• BLOC DE TEXTE
# # #

Le Conseil constitutionnel, s’il ne remet pas, lui non plus, clairement en cause l’éclatement du contentieux entre les deux ordres de juridiction, apparaît cependant tout aussi conscient de la difficulté et rappelle que, « dans l’intérêt d’une bonne administration de la justice », le législateur demeure libre « d’unifier les règles de compétence juridictionnelle [...] » (8).
Le législateur, dans ce domaine, a manifestement pris la mesure du problème ; à compter du 1er janvier 2013 (9), la régularité des décisions administratives prises en matière de soins psychiatriques ne pourra plus être contestée que devant le juge judiciaire (10). C’est le juge des libertés et de la détention qui connaîtra de ces contestations dans le cadre des instances introduites sur requête ou du contrôle systématique qu’il exerce. La loi précise cependant qu’une éventuelle irrégularité ne pourra entraîner la mainlevée de la mesure que s’il en est résulté une atteinte aux droits de la personne qui en faisait l’objet. Cette évolution constitue un indéniable progrès en faveur de l’accès au juge et de l’effectivité du recours.
Mais l’autre innovation majeure de la loi du 5 juillet 2011 ? est l’introduction tant attendue d’un contrôle systématique du juge des libertés et de la détention, exigée par le Conseil constitutionnel dans ses décisions précitées du 26 novembre 2010 et du 9 juin 2011. On aurait pu souhaiter que le législateur profite de l’occasion qui lui était donnée pour aligner la législation française sur celle de la plupart des pays européens en créant un réel contrôle a priori des mesures de soins mais celui-ci, pour des motifs tenant vraisemblablement tant au pragmatisme qu’à l’idéologie, n’a pas voulu étendre la judiciarisation au-delà de ce qui était exigé par le Conseil constitutionnel. Il n’a donc retenu qu’un contrôle a posteriori en faveur des seules mesures d’hospitalisation complète.
Ce rôle nouveau du juge des libertés et de la détention suscite des interrogations sur la nature du contrôle exercé par le juge. Il impose par ailleurs, au-delà des difficultés matérielles de mise en œuvre, une réflexion et une prise en compte des problématiques de chacun pour faciliter l’organisation des nombreuses audiences générées par ce contrôle et s’assurer de son effectivité.
(1)
Tribunal des conflits, 6 avril 1946, Sieur Machinot c/ Préfet de police, Rec. Lebon, p. 326.
(2)
Loi n° 2000-516 du 15 juin 2000, version consolidée consultable sur www.legifrance.gouv.fr
(3)
Exceptionnellement, car la philosophie initiale du texte était de confier ces contentieux importants à des magistrats ? « expérimentés », cette fonction peut être confiée à un simple juge lorsque aucun autre magistrat n’est disponible.
(4)
Le Monde, 15 juin 2010.
(5)
Tribunal des conflits, 26 juin 2006, n° C3513, disponible sur www.legifrance.gouv.fr
(6)
Fossier T., « Contrôle de légalité et responsabilité en matière d’internement des aliénés : le désordre des deux ordres ? », RDSS n° 3/2005, mai-juin 2005, p. 450.
(7)
CEDH, Baudoin c/ France du 18 novembre 2010, n° 35935/03.
(8)
Conseil constitutionnel, décision n° 2010/71 QPC du 26 novembre 2010, préc.
(9)
Dispositions transitoires de l’article 18, II, de la loi du 5 juillet 2011.
(10)
Code de la santé publique, article L. 3216-1, en vigueur au 1er janvier 2013. Sur ce sujet, cf. Farinetti A., « L’unification du contentieux des soins psychiatriques sans consentement par la loi du 5 juillet 2011 », RDSS n° 1/2012, janvier-février 2012, p. 111.

# # #

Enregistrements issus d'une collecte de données
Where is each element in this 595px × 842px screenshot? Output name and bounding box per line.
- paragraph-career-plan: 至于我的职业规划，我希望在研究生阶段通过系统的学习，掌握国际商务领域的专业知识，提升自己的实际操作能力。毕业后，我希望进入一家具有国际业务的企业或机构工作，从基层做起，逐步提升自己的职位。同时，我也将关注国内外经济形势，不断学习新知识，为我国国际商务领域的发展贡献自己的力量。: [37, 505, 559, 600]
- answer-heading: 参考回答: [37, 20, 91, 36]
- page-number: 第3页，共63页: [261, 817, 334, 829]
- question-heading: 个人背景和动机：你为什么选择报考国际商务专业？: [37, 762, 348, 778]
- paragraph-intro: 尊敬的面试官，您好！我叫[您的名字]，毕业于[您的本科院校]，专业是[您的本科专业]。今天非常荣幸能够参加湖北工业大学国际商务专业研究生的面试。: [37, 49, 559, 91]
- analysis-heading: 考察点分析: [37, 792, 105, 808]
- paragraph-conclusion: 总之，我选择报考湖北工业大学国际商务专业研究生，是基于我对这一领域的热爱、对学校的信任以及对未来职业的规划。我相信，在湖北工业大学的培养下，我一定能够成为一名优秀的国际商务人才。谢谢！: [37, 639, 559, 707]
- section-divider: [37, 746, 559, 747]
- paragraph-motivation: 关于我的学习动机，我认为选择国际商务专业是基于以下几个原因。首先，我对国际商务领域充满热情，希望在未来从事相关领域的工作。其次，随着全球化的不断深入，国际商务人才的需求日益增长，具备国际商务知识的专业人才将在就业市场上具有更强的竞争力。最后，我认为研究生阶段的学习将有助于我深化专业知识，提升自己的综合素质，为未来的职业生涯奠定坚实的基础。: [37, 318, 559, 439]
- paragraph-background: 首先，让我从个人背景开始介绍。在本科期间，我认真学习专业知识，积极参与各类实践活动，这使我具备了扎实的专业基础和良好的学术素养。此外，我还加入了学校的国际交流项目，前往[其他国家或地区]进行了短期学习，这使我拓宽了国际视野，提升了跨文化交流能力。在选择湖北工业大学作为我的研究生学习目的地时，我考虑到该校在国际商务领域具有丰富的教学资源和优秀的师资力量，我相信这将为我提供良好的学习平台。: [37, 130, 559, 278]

# # #

• CONSIGNES
D'après le bloc de texte, à partir de quelle date la régularité des décisions administratives prises en matière de soins psychiatriques ne pourra-t-elle plus être contestée que devant le juge judiciaire ? Les lignes ne servent à rien dans ce travail.

• RÉSULTAT ATTENDU
À partir du 1er janvier 2013.